*WRITTEN EXERCISE*:
Reproduce the listing below exactly. Pictures do not belong in the copy.

*RECORD EXTRACTS*:
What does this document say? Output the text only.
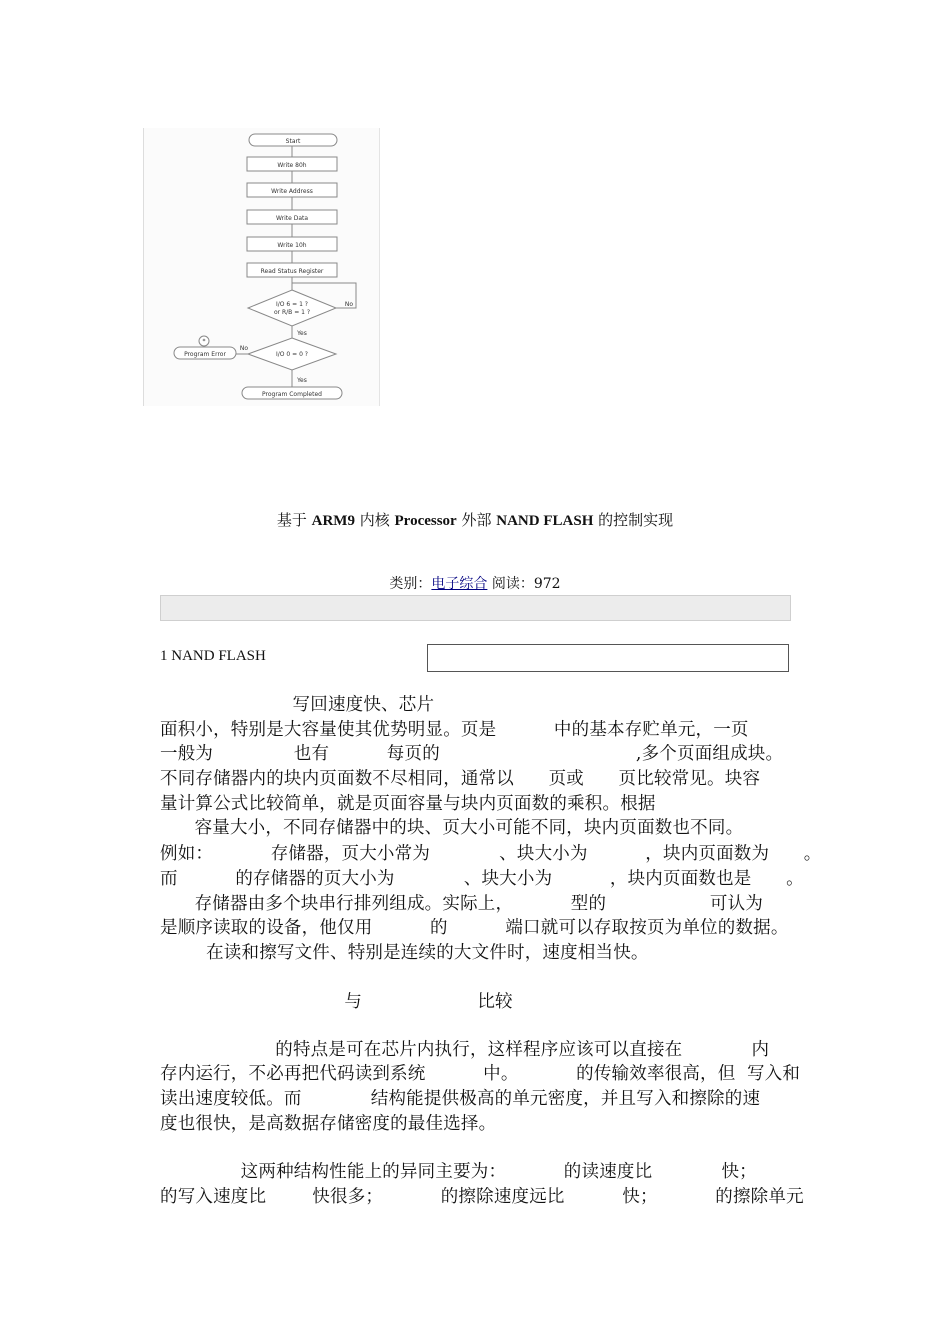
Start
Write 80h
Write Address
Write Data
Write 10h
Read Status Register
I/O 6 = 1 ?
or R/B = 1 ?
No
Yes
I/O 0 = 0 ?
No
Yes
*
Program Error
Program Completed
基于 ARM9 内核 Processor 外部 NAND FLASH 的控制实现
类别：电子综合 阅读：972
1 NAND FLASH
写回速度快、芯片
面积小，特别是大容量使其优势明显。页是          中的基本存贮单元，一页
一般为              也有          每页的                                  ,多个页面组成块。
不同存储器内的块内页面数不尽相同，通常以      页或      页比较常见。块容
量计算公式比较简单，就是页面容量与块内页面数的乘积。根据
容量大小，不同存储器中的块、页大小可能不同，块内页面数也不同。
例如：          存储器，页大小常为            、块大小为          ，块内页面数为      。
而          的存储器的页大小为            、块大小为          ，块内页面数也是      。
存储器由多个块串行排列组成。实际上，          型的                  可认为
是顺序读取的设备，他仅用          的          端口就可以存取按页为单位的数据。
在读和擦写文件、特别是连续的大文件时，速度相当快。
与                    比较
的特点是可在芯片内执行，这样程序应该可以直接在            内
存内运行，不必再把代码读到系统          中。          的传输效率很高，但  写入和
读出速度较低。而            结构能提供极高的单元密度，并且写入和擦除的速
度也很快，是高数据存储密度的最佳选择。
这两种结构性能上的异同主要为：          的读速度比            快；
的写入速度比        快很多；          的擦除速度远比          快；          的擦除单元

*COMPLETED EXERCISE*:
What does this document say? Output the text only.
Start
Write 80h
Write Address
Write Data
Write 10h
Read Status Register
I/O 6 = 1 ?
or R/B = 1 ?
No
Yes
I/O 0 = 0 ?
No
Yes
*
Program Error
Program Completed
基于 ARM9 内核 Processor 外部 NAND FLASH 的控制实现
类别：电子综合 阅读：972
1 NAND FLASH
写回速度快、芯片
面积小，特别是大容量使其优势明显。页是          中的基本存贮单元，一页
一般为              也有          每页的                                  ,多个页面组成块。
不同存储器内的块内页面数不尽相同，通常以      页或      页比较常见。块容
量计算公式比较简单，就是页面容量与块内页面数的乘积。根据
容量大小，不同存储器中的块、页大小可能不同，块内页面数也不同。
例如：          存储器，页大小常为            、块大小为          ，块内页面数为      。
而          的存储器的页大小为            、块大小为          ，块内页面数也是      。
存储器由多个块串行排列组成。实际上，          型的                  可认为
是顺序读取的设备，他仅用          的          端口就可以存取按页为单位的数据。
在读和擦写文件、特别是连续的大文件时，速度相当快。
与                    比较
的特点是可在芯片内执行，这样程序应该可以直接在            内
存内运行，不必再把代码读到系统          中。          的传输效率很高，但  写入和
读出速度较低。而            结构能提供极高的单元密度，并且写入和擦除的速
度也很快，是高数据存储密度的最佳选择。
这两种结构性能上的异同主要为：          的读速度比            快；
的写入速度比        快很多；          的擦除速度远比          快；          的擦除单元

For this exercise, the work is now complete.